(Collected data)
>> begin

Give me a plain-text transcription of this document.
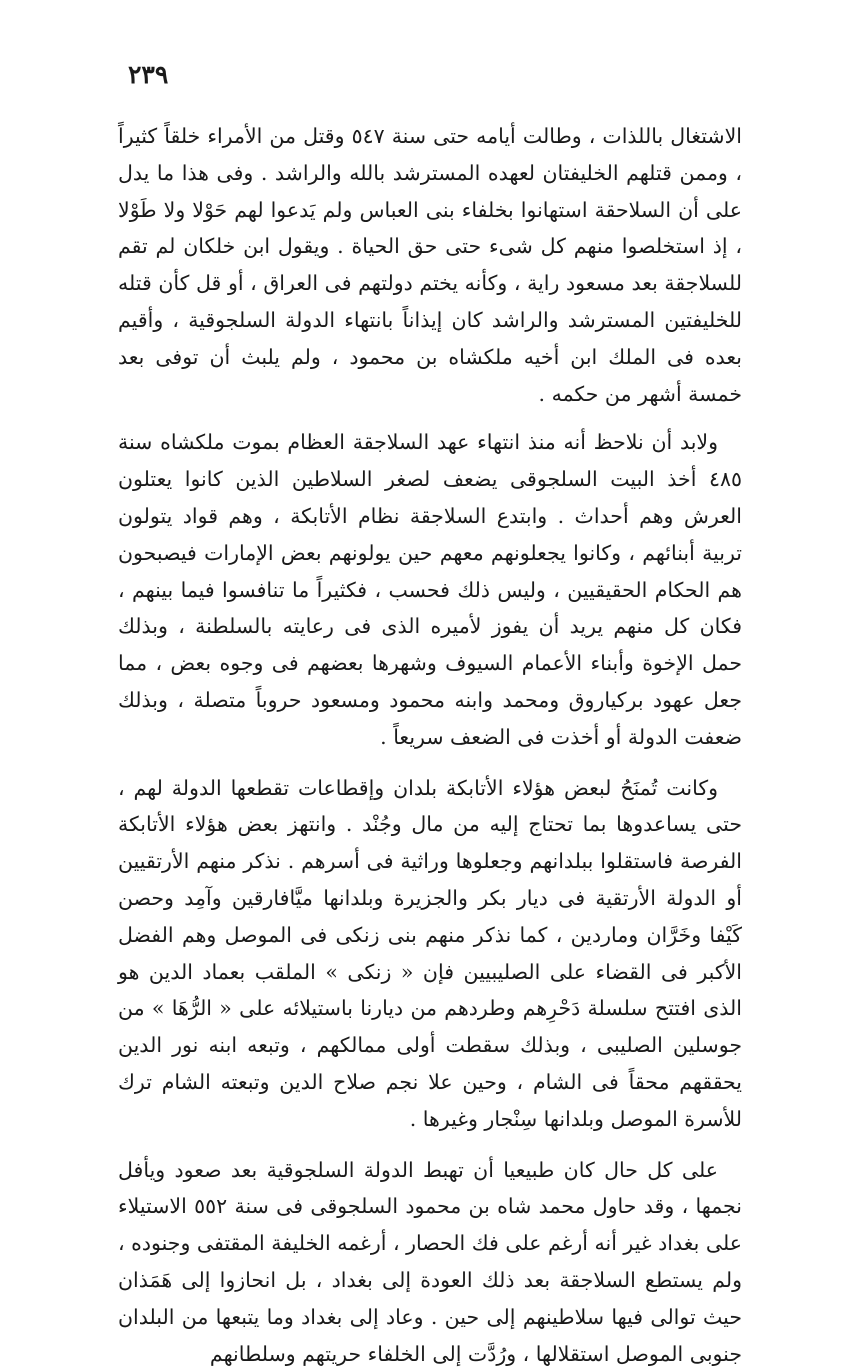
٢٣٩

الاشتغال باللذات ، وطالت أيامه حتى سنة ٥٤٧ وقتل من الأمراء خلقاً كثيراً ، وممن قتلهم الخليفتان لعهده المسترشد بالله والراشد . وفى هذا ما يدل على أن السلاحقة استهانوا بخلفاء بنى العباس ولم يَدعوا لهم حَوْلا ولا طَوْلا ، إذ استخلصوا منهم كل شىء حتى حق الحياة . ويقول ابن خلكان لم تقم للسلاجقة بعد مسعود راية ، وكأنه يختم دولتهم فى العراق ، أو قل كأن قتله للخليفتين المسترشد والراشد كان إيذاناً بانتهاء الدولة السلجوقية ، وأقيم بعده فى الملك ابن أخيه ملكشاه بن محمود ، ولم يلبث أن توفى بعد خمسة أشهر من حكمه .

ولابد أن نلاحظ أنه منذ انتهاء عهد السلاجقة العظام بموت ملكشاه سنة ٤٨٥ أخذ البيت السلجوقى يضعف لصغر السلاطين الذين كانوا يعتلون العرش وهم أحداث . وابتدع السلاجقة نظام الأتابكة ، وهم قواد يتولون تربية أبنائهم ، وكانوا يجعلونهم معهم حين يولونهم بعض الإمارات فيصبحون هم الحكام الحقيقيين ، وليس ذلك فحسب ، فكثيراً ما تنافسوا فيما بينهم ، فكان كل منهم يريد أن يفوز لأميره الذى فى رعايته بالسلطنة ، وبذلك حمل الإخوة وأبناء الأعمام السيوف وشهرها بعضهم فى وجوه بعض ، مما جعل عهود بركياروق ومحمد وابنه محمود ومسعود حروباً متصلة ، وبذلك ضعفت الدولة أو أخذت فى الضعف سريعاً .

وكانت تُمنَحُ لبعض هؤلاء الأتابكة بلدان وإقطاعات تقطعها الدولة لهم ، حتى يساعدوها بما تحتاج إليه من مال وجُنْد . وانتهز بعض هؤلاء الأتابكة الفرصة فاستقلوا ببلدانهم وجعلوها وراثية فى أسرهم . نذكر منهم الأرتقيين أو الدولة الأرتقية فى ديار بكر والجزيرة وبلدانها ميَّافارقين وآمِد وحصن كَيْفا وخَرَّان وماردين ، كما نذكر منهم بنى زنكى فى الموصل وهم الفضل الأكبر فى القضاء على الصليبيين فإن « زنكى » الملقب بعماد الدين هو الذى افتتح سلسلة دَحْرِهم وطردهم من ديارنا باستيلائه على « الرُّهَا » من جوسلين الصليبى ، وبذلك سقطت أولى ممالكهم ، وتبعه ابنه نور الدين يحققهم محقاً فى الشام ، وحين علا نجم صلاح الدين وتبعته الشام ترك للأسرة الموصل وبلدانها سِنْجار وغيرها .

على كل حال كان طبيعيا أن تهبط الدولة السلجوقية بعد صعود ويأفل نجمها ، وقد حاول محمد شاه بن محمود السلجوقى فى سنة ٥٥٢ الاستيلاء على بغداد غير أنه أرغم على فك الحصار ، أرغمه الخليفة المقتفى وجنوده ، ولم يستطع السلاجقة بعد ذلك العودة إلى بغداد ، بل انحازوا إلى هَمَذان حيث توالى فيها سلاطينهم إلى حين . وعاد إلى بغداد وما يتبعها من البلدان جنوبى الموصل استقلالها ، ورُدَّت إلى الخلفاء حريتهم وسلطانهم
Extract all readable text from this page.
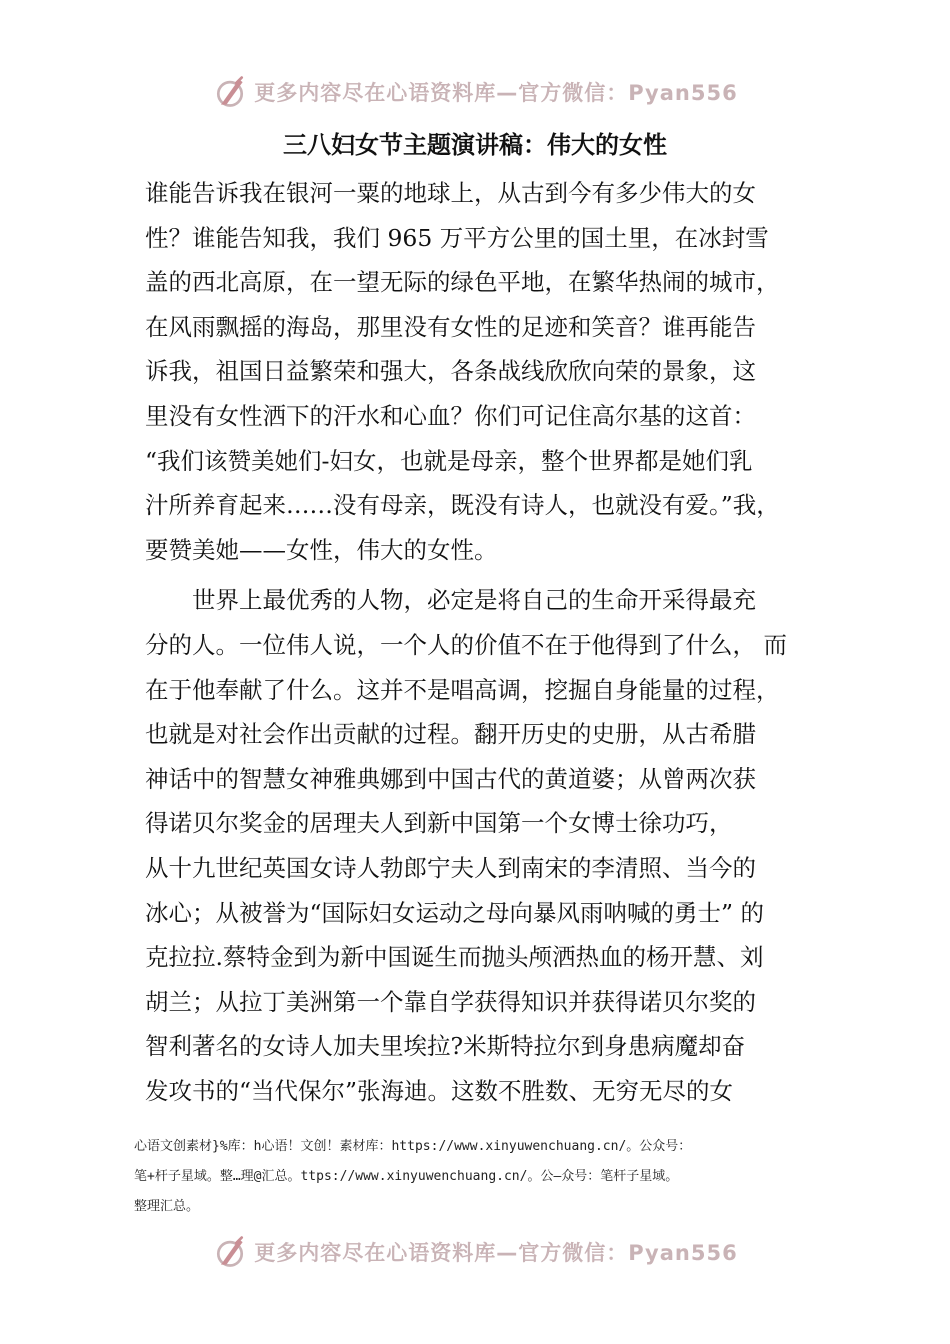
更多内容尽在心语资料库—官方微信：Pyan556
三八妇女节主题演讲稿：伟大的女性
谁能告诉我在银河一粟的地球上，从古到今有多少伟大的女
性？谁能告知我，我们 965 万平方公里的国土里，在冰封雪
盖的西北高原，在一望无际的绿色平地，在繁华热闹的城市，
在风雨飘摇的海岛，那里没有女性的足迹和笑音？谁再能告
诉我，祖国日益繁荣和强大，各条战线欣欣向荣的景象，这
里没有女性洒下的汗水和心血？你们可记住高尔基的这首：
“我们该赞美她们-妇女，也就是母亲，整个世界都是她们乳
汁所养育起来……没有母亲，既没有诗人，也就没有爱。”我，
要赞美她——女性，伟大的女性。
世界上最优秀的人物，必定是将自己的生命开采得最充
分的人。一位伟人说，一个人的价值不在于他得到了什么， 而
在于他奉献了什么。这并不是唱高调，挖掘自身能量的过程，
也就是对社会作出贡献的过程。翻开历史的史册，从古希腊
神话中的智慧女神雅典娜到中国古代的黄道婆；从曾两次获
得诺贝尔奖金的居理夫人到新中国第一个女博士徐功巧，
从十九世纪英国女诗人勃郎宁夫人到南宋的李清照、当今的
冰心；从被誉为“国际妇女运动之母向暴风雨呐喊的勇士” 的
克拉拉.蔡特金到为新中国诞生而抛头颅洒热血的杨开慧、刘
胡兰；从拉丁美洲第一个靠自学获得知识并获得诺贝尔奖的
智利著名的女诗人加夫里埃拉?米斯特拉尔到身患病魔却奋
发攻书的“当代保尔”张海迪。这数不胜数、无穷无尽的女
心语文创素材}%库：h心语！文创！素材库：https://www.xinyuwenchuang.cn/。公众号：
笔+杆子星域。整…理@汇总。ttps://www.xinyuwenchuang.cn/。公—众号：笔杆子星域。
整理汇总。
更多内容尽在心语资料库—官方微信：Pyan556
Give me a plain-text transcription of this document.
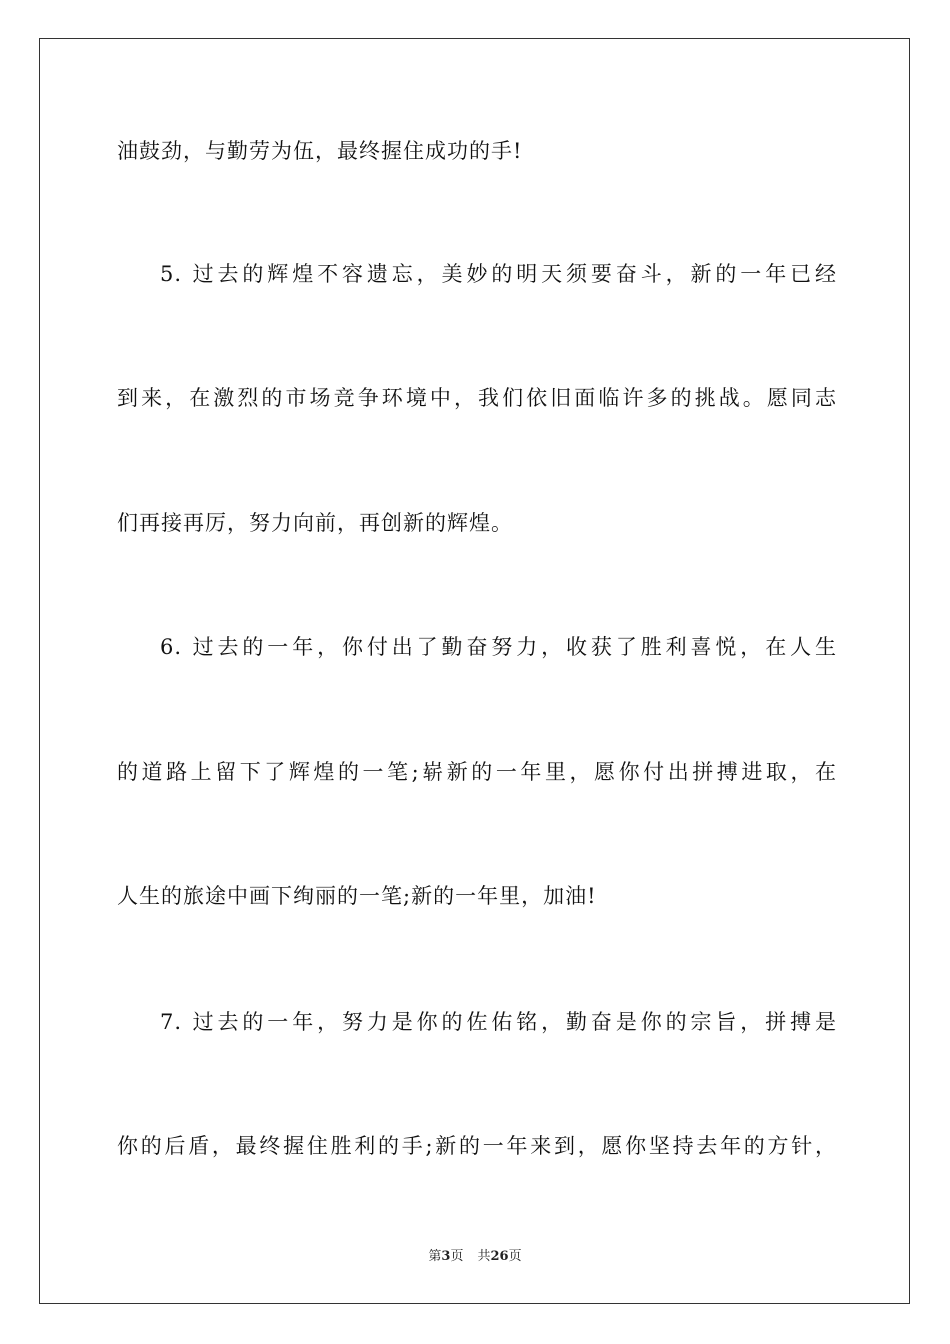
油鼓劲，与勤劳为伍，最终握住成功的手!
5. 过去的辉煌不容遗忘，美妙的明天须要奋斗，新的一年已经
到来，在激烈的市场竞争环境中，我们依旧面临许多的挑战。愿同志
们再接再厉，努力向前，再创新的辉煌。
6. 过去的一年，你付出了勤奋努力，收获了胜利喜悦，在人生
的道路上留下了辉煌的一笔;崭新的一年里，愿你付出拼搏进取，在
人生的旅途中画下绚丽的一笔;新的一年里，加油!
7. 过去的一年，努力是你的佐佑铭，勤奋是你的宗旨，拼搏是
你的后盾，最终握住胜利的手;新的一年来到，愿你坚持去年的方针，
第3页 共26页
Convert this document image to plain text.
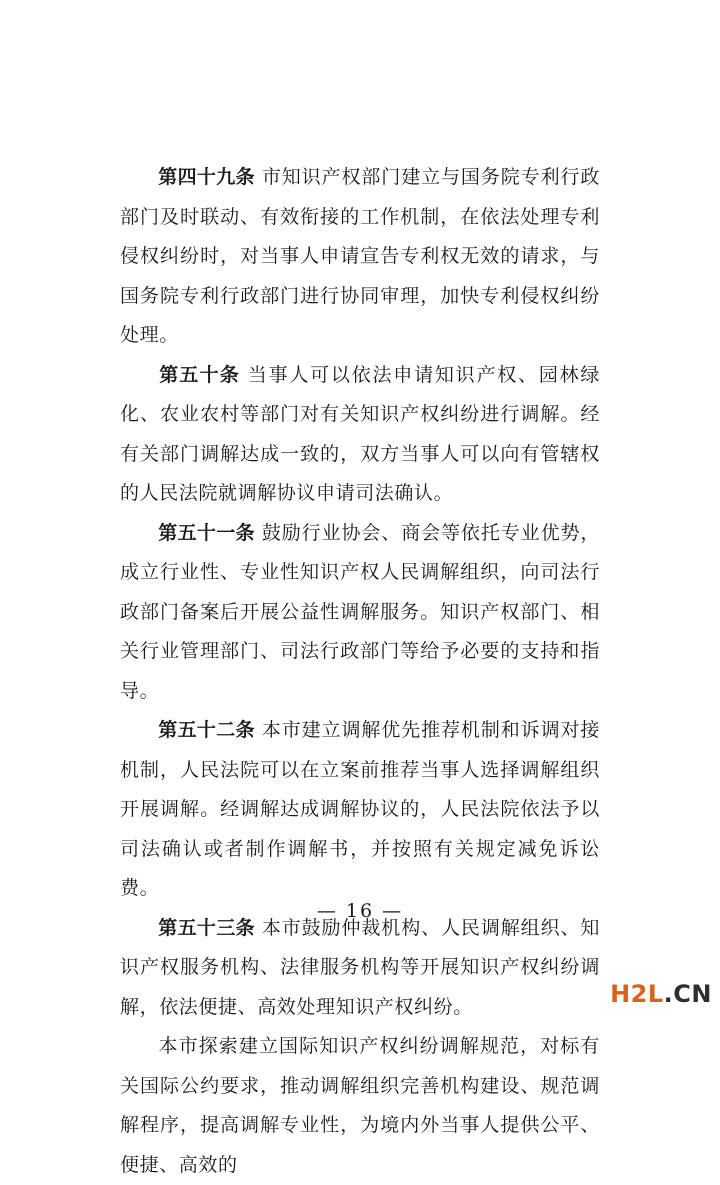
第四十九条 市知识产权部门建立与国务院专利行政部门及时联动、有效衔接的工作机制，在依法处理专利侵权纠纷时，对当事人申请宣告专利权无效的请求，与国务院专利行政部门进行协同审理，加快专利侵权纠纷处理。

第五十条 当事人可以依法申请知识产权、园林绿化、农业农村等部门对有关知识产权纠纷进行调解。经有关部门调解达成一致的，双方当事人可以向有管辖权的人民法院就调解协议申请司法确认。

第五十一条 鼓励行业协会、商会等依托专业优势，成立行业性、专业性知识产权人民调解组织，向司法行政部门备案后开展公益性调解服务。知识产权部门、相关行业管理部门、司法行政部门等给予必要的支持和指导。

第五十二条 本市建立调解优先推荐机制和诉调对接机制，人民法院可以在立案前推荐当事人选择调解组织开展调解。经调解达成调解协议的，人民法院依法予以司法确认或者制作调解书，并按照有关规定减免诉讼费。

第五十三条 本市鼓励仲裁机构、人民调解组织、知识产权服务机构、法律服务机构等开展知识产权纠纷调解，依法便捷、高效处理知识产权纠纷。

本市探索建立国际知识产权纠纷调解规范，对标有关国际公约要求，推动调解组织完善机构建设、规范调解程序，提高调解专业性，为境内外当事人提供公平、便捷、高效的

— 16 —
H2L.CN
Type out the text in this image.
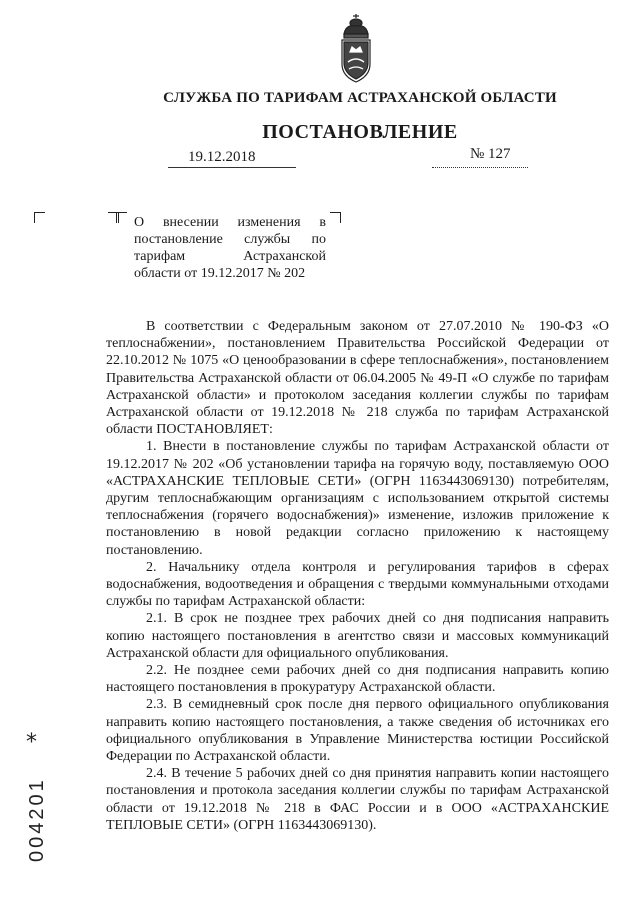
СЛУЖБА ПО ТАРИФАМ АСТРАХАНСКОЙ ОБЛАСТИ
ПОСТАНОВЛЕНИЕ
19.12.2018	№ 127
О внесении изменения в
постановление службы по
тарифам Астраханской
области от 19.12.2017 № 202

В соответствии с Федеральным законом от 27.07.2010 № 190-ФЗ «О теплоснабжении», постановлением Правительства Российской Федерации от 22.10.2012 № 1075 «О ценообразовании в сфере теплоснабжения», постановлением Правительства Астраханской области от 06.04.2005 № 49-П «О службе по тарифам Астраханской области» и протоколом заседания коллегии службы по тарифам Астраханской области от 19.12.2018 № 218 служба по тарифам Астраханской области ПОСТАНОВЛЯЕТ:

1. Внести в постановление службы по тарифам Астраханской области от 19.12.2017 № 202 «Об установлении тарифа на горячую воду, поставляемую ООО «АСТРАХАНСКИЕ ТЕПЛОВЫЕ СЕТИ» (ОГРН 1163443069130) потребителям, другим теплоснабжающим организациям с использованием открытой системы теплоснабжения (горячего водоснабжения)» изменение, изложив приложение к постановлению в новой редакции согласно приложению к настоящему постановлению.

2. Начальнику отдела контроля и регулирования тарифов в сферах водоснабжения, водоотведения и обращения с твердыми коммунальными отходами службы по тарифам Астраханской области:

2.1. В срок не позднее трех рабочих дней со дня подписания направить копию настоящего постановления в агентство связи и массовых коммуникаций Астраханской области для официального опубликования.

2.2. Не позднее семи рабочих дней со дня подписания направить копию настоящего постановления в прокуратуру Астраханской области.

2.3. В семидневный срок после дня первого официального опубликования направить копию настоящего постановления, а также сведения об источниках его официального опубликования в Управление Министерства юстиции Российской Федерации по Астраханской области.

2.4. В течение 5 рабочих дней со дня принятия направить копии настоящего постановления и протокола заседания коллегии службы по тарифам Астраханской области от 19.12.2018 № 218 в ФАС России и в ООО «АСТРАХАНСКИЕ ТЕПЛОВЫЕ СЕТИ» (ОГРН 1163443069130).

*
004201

>> end

Short task
Scan the listing above for the word "xinyuwenchuang" and copy every line that holds it.

Correct result
心语文创素材}%库：h心语！文创！素材库：https://www.xinyuwenchuang.cn/。公众号：
笔+杆子星域。整…理@汇总。ttps://www.xinyuwenchuang.cn/。公—众号：笔杆子星域。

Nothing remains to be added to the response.